(begin)

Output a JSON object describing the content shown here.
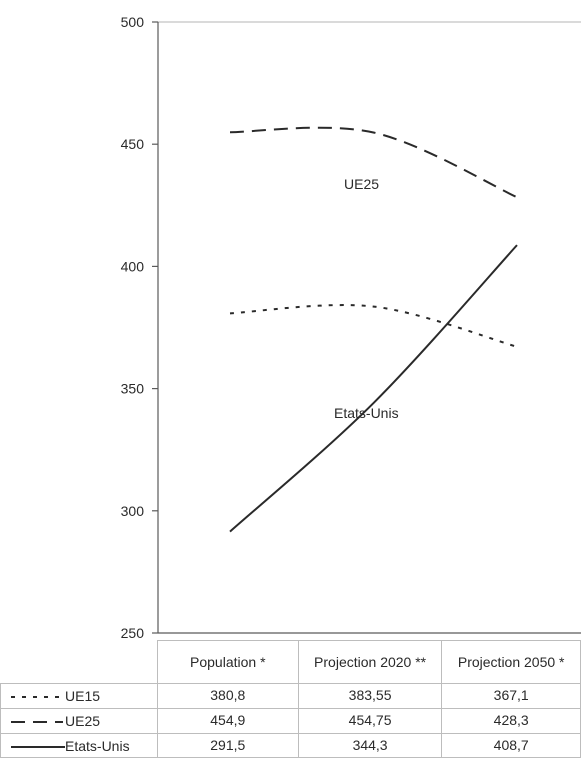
{
  "chart_data": {
    "type": "line",
    "categories": [
      "Population *",
      "Projection 2020 **",
      "Projection 2050 *"
    ],
    "series": [
      {
        "name": "UE15",
        "values": [
          380.8,
          383.55,
          367.1
        ],
        "style": "dotted",
        "color": "#2a2a2a"
      },
      {
        "name": "UE25",
        "values": [
          454.9,
          454.75,
          428.3
        ],
        "style": "dashed",
        "color": "#2a2a2a"
      },
      {
        "name": "Etats-Unis",
        "values": [
          291.5,
          344.3,
          408.7
        ],
        "style": "solid",
        "color": "#2a2a2a"
      }
    ],
    "y_ticks": [
      "500",
      "450",
      "400",
      "350",
      "300",
      "250"
    ],
    "ylim": [
      250,
      500
    ],
    "annotations": [
      "UE25",
      "Etats-Unis"
    ]
  },
  "table": {
    "rows": [
      {
        "label": "UE15",
        "values": [
          "380,8",
          "383,55",
          "367,1"
        ]
      },
      {
        "label": "UE25",
        "values": [
          "454,9",
          "454,75",
          "428,3"
        ]
      },
      {
        "label": "Etats-Unis",
        "values": [
          "291,5",
          "344,3",
          "408,7"
        ]
      }
    ]
  }
}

(end)

• [INSTRUCTIONS FOR THE TASK] The data above should be repeated exactly, minus any pictures.

• [THE RESPONSE]
Output a JSON object describing the content shown here.
{
  "chart_data": {
    "type": "line",
    "categories": [
      "Population *",
      "Projection 2020 **",
      "Projection 2050 *"
    ],
    "series": [
      {
        "name": "UE15",
        "values": [
          380.8,
          383.55,
          367.1
        ],
        "style": "dotted",
        "color": "#2a2a2a"
      },
      {
        "name": "UE25",
        "values": [
          454.9,
          454.75,
          428.3
        ],
        "style": "dashed",
        "color": "#2a2a2a"
      },
      {
        "name": "Etats-Unis",
        "values": [
          291.5,
          344.3,
          408.7
        ],
        "style": "solid",
        "color": "#2a2a2a"
      }
    ],
    "y_ticks": [
      "500",
      "450",
      "400",
      "350",
      "300",
      "250"
    ],
    "ylim": [
      250,
      500
    ],
    "annotations": [
      "UE25",
      "Etats-Unis"
    ]
  },
  "table": {
    "rows": [
      {
        "label": "UE15",
        "values": [
          "380,8",
          "383,55",
          "367,1"
        ]
      },
      {
        "label": "UE25",
        "values": [
          "454,9",
          "454,75",
          "428,3"
        ]
      },
      {
        "label": "Etats-Unis",
        "values": [
          "291,5",
          "344,3",
          "408,7"
        ]
      }
    ]
  }
}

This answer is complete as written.